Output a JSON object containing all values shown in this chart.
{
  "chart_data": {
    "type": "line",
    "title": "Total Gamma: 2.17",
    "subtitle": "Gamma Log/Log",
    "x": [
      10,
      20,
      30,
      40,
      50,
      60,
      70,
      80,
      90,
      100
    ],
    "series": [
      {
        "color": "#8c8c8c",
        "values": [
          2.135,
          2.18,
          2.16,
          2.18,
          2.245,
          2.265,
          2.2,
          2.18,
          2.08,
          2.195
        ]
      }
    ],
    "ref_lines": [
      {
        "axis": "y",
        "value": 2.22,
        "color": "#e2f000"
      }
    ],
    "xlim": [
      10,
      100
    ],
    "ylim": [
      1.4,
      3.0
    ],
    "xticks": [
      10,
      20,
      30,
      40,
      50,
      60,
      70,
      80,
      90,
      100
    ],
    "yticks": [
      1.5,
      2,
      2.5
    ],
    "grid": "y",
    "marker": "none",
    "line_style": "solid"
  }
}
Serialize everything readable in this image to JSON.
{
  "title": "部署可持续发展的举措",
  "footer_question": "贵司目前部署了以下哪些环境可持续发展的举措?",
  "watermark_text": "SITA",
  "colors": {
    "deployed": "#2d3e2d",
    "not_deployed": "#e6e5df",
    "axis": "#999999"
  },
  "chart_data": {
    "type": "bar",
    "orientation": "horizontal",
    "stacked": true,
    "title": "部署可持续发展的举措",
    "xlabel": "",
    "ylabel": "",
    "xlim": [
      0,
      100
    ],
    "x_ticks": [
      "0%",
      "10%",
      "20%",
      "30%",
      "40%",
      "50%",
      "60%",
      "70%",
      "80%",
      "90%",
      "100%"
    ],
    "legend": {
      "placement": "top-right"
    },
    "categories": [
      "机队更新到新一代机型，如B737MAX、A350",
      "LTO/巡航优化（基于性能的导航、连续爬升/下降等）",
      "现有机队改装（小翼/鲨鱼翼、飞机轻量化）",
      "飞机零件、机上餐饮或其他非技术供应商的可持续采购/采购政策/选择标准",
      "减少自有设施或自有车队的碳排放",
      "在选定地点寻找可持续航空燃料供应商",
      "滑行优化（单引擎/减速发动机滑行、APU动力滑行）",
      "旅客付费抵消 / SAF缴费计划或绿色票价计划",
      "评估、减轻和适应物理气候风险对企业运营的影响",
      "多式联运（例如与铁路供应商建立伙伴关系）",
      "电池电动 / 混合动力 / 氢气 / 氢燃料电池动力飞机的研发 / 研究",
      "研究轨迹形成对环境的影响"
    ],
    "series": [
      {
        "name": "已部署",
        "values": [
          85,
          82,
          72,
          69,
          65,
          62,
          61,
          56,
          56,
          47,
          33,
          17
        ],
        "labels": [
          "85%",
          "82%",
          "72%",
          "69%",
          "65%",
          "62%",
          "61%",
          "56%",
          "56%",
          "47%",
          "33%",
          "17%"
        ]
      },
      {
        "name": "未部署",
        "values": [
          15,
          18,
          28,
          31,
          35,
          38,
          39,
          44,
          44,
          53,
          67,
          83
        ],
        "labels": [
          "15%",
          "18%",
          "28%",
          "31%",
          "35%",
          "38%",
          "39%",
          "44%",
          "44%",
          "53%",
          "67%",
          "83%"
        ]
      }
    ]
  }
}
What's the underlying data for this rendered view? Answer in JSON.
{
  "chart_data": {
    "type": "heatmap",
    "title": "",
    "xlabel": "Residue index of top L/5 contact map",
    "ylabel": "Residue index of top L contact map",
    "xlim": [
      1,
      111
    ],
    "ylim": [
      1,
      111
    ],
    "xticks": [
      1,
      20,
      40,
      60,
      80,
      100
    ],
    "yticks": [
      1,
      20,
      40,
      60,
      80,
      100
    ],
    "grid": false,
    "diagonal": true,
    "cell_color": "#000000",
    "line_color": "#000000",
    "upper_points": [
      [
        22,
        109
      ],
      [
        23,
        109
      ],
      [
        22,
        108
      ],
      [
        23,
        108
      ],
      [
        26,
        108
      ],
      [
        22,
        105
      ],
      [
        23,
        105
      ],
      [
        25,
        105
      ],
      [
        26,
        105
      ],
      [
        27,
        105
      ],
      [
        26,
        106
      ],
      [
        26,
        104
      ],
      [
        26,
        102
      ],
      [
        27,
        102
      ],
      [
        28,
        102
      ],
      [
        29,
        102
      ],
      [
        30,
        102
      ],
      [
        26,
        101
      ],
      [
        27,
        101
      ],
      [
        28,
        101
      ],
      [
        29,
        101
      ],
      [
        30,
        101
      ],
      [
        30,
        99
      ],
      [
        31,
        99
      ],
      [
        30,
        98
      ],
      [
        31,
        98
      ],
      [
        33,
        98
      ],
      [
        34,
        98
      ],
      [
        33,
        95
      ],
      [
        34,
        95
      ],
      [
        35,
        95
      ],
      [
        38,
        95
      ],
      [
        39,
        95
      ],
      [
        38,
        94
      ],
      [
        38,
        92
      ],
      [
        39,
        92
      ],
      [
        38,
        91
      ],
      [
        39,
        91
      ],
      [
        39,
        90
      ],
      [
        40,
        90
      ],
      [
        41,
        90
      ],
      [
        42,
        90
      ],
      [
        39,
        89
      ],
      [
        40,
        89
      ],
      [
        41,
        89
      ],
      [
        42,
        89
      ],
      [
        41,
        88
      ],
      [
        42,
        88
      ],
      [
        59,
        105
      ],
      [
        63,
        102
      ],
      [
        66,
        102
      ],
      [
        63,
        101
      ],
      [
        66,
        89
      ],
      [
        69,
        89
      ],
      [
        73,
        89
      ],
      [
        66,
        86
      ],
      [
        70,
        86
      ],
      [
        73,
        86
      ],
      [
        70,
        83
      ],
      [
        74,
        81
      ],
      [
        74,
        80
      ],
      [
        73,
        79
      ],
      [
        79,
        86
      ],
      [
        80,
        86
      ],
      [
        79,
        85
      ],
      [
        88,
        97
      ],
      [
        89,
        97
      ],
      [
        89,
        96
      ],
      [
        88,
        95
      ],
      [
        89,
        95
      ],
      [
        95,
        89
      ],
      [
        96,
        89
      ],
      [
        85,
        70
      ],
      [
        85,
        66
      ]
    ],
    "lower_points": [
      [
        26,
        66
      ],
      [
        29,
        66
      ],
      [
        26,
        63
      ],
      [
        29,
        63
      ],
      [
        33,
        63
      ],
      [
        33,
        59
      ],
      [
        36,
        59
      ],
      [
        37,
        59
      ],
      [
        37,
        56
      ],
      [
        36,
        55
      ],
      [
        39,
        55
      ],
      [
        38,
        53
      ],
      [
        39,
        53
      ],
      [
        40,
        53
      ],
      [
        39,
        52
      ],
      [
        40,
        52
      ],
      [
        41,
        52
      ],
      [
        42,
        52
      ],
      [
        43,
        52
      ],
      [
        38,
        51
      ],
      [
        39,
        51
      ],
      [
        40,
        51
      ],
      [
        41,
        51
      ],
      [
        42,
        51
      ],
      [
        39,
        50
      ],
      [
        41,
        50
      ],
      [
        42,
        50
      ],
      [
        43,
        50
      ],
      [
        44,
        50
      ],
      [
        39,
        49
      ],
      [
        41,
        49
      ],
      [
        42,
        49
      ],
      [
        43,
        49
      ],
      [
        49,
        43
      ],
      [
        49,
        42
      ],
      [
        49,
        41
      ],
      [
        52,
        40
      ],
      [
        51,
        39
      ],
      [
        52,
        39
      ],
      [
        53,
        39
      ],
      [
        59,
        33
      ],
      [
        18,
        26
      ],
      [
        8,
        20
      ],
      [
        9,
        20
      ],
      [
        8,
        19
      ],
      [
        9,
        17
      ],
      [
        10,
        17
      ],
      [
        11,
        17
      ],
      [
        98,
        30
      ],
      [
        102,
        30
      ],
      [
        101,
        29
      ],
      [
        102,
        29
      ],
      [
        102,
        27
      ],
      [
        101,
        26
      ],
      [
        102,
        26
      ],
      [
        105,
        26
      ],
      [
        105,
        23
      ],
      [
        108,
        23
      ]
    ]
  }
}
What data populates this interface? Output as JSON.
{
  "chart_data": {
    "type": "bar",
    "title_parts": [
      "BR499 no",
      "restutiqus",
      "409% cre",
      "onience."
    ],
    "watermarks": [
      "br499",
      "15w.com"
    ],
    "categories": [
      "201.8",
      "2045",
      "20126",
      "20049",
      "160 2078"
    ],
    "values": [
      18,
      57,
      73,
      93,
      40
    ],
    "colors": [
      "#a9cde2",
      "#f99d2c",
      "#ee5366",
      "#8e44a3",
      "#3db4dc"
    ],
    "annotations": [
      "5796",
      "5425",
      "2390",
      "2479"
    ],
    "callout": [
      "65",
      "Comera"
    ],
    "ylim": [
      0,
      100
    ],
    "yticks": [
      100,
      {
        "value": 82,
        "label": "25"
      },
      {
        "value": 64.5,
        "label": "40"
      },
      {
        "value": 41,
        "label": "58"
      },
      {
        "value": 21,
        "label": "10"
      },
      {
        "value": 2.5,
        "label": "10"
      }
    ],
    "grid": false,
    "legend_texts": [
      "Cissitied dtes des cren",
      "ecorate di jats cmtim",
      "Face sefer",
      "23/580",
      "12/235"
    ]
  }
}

------------------------------------------------

■ Objective ■
List each line holding the string "type".

■ Result for this task ■
    "type": "line",
    "type": "bar",
    "type": "heatmap",
    "type": "bar",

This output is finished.